» Goal
Without the pictures, return each record as it appears.

* START Supplied records *

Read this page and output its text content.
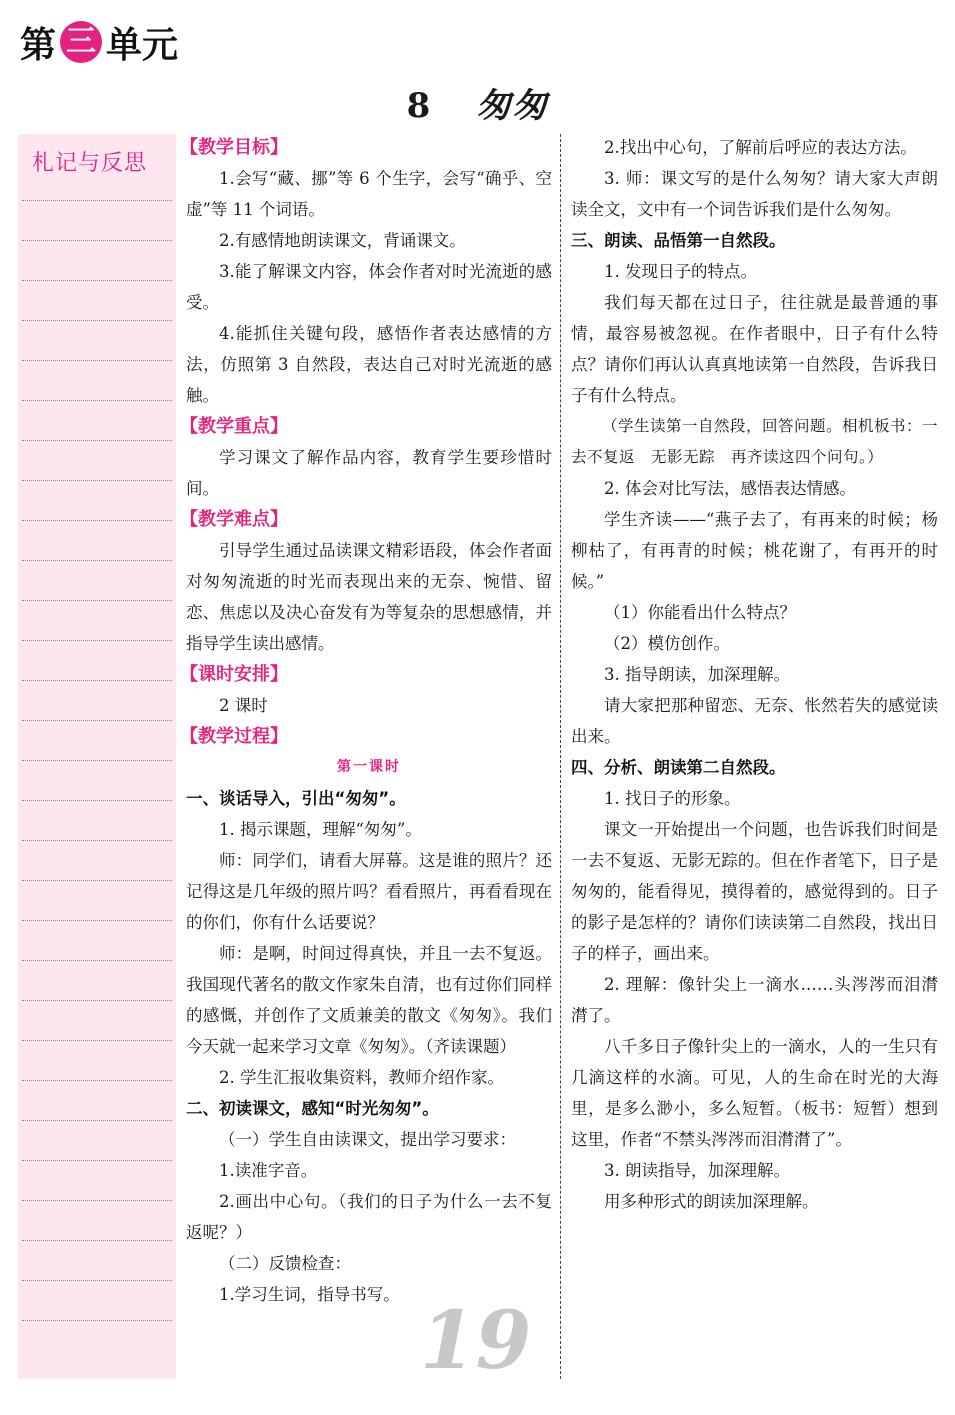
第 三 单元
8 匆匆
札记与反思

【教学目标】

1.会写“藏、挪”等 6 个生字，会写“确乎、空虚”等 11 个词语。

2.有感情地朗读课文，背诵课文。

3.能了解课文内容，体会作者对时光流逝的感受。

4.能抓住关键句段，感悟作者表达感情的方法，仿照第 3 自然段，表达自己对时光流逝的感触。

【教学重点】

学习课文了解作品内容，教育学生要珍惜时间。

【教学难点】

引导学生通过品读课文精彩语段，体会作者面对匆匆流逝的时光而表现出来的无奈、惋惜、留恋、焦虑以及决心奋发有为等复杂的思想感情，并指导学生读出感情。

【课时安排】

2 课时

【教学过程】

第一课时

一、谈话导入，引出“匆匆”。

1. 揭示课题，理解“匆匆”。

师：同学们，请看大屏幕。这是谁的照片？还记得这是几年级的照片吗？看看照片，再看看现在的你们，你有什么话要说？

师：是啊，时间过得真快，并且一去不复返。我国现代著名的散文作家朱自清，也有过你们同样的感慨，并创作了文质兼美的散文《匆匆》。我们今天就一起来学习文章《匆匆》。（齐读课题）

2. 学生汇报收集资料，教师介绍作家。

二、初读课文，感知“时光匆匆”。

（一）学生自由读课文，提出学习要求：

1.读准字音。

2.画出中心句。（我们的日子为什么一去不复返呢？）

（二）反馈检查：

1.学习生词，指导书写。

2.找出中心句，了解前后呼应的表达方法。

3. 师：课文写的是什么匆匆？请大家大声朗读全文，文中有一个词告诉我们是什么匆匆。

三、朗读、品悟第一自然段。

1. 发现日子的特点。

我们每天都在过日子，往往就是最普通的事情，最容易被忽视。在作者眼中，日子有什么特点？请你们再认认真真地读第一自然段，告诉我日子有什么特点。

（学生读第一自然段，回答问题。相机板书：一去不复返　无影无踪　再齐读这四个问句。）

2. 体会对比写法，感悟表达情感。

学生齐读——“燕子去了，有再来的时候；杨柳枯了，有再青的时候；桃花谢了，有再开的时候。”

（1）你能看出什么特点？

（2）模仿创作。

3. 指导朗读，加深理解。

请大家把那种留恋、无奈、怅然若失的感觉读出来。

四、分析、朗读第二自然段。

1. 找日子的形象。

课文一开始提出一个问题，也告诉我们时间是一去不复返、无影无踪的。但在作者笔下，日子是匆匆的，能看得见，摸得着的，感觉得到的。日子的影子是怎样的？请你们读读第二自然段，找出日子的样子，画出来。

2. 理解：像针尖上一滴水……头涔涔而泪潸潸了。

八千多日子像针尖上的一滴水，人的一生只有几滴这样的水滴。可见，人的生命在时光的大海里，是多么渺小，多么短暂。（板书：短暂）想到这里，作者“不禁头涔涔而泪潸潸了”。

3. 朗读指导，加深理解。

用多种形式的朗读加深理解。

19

* END Supplied records *

» The output
Read this page and output its text content.
第 三 单元
8 匆匆
札记与反思

【教学目标】

1.会写“藏、挪”等 6 个生字，会写“确乎、空虚”等 11 个词语。

2.有感情地朗读课文，背诵课文。

3.能了解课文内容，体会作者对时光流逝的感受。

4.能抓住关键句段，感悟作者表达感情的方法，仿照第 3 自然段，表达自己对时光流逝的感触。

【教学重点】

学习课文了解作品内容，教育学生要珍惜时间。

【教学难点】

引导学生通过品读课文精彩语段，体会作者面对匆匆流逝的时光而表现出来的无奈、惋惜、留恋、焦虑以及决心奋发有为等复杂的思想感情，并指导学生读出感情。

【课时安排】

2 课时

【教学过程】

第一课时

一、谈话导入，引出“匆匆”。

1. 揭示课题，理解“匆匆”。

师：同学们，请看大屏幕。这是谁的照片？还记得这是几年级的照片吗？看看照片，再看看现在的你们，你有什么话要说？

师：是啊，时间过得真快，并且一去不复返。我国现代著名的散文作家朱自清，也有过你们同样的感慨，并创作了文质兼美的散文《匆匆》。我们今天就一起来学习文章《匆匆》。（齐读课题）

2. 学生汇报收集资料，教师介绍作家。

二、初读课文，感知“时光匆匆”。

（一）学生自由读课文，提出学习要求：

1.读准字音。

2.画出中心句。（我们的日子为什么一去不复返呢？）

（二）反馈检查：

1.学习生词，指导书写。

2.找出中心句，了解前后呼应的表达方法。

3. 师：课文写的是什么匆匆？请大家大声朗读全文，文中有一个词告诉我们是什么匆匆。

三、朗读、品悟第一自然段。

1. 发现日子的特点。

我们每天都在过日子，往往就是最普通的事情，最容易被忽视。在作者眼中，日子有什么特点？请你们再认认真真地读第一自然段，告诉我日子有什么特点。

（学生读第一自然段，回答问题。相机板书：一去不复返　无影无踪　再齐读这四个问句。）

2. 体会对比写法，感悟表达情感。

学生齐读——“燕子去了，有再来的时候；杨柳枯了，有再青的时候；桃花谢了，有再开的时候。”

（1）你能看出什么特点？

（2）模仿创作。

3. 指导朗读，加深理解。

请大家把那种留恋、无奈、怅然若失的感觉读出来。

四、分析、朗读第二自然段。

1. 找日子的形象。

课文一开始提出一个问题，也告诉我们时间是一去不复返、无影无踪的。但在作者笔下，日子是匆匆的，能看得见，摸得着的，感觉得到的。日子的影子是怎样的？请你们读读第二自然段，找出日子的样子，画出来。

2. 理解：像针尖上一滴水……头涔涔而泪潸潸了。

八千多日子像针尖上的一滴水，人的一生只有几滴这样的水滴。可见，人的生命在时光的大海里，是多么渺小，多么短暂。（板书：短暂）想到这里，作者“不禁头涔涔而泪潸潸了”。

3. 朗读指导，加深理解。

用多种形式的朗读加深理解。

19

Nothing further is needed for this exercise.